Instructions for the task: Every line below is to be copied exactly, with the pictures left out.
--------------------
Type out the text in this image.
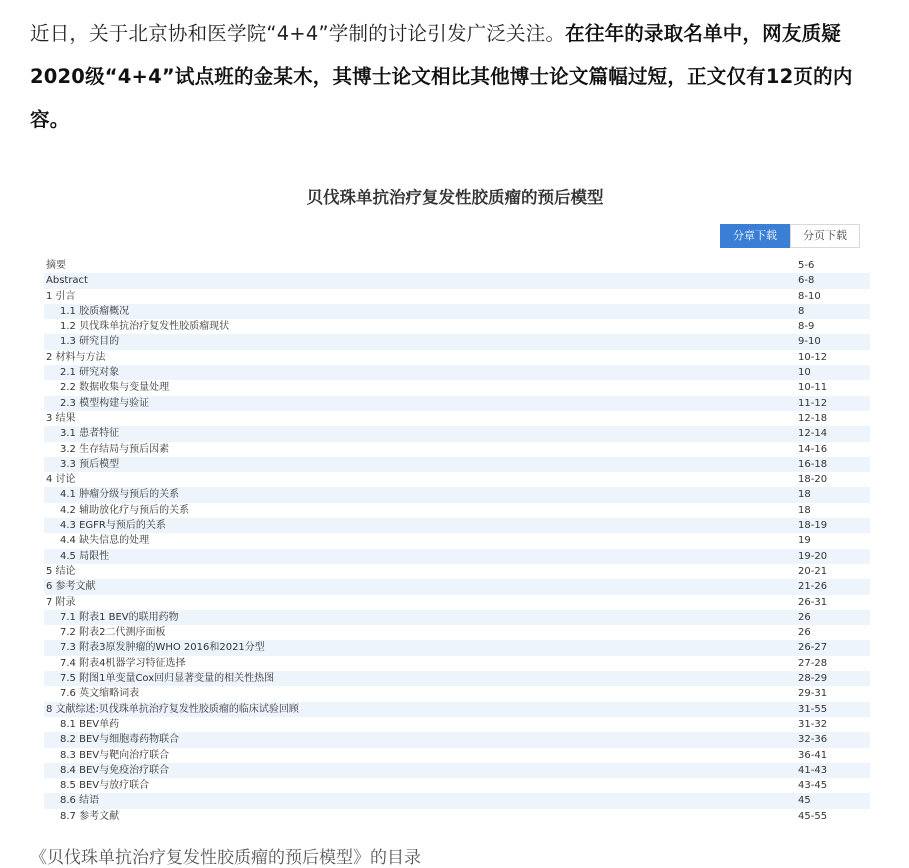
近日，关于北京协和医学院“4+4”学制的讨论引发广泛关注。在往年的录取名单中，网友质疑2020级“4+4”试点班的金某木，其博士论文相比其他博士论文篇幅过短，正文仅有12页的内容。
贝伐珠单抗治疗复发性胶质瘤的预后模型
分章下载	分页下载
摘要	5-6
Abstract	6-8
1 引言	8-10
1.1 胶质瘤概况	8
1.2 贝伐珠单抗治疗复发性胶质瘤现状	8-9
1.3 研究目的	9-10
2 材料与方法	10-12
2.1 研究对象	10
2.2 数据收集与变量处理	10-11
2.3 模型构建与验证	11-12
3 结果	12-18
3.1 患者特征	12-14
3.2 生存结局与预后因素	14-16
3.3 预后模型	16-18
4 讨论	18-20
4.1 肿瘤分级与预后的关系	18
4.2 辅助放化疗与预后的关系	18
4.3 EGFR与预后的关系	18-19
4.4 缺失信息的处理	19
4.5 局限性	19-20
5 结论	20-21
6 参考文献	21-26
7 附录	26-31
7.1 附表1 BEV的联用药物	26
7.2 附表2二代测序面板	26
7.3 附表3原发肿瘤的WHO 2016和2021分型	26-27
7.4 附表4机器学习特征选择	27-28
7.5 附图1单变量Cox回归显著变量的相关性热图	28-29
7.6 英文缩略词表	29-31
8 文献综述:贝伐珠单抗治疗复发性胶质瘤的临床试验回顾	31-55
8.1 BEV单药	31-32
8.2 BEV与细胞毒药物联合	32-36
8.3 BEV与靶向治疗联合	36-41
8.4 BEV与免疫治疗联合	41-43
8.5 BEV与放疗联合	43-45
8.6 结语	45
8.7 参考文献	45-55
《贝伐珠单抗治疗复发性胶质瘤的预后模型》的目录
--------------------
Worked solution:
Type out the text in this image.
近日，关于北京协和医学院“4+4”学制的讨论引发广泛关注。在往年的录取名单中，网友质疑2020级“4+4”试点班的金某木，其博士论文相比其他博士论文篇幅过短，正文仅有12页的内容。
贝伐珠单抗治疗复发性胶质瘤的预后模型
分章下载	分页下载
摘要	5-6
Abstract	6-8
1 引言	8-10
1.1 胶质瘤概况	8
1.2 贝伐珠单抗治疗复发性胶质瘤现状	8-9
1.3 研究目的	9-10
2 材料与方法	10-12
2.1 研究对象	10
2.2 数据收集与变量处理	10-11
2.3 模型构建与验证	11-12
3 结果	12-18
3.1 患者特征	12-14
3.2 生存结局与预后因素	14-16
3.3 预后模型	16-18
4 讨论	18-20
4.1 肿瘤分级与预后的关系	18
4.2 辅助放化疗与预后的关系	18
4.3 EGFR与预后的关系	18-19
4.4 缺失信息的处理	19
4.5 局限性	19-20
5 结论	20-21
6 参考文献	21-26
7 附录	26-31
7.1 附表1 BEV的联用药物	26
7.2 附表2二代测序面板	26
7.3 附表3原发肿瘤的WHO 2016和2021分型	26-27
7.4 附表4机器学习特征选择	27-28
7.5 附图1单变量Cox回归显著变量的相关性热图	28-29
7.6 英文缩略词表	29-31
8 文献综述:贝伐珠单抗治疗复发性胶质瘤的临床试验回顾	31-55
8.1 BEV单药	31-32
8.2 BEV与细胞毒药物联合	32-36
8.3 BEV与靶向治疗联合	36-41
8.4 BEV与免疫治疗联合	41-43
8.5 BEV与放疗联合	43-45
8.6 结语	45
8.7 参考文献	45-55
《贝伐珠单抗治疗复发性胶质瘤的预后模型》的目录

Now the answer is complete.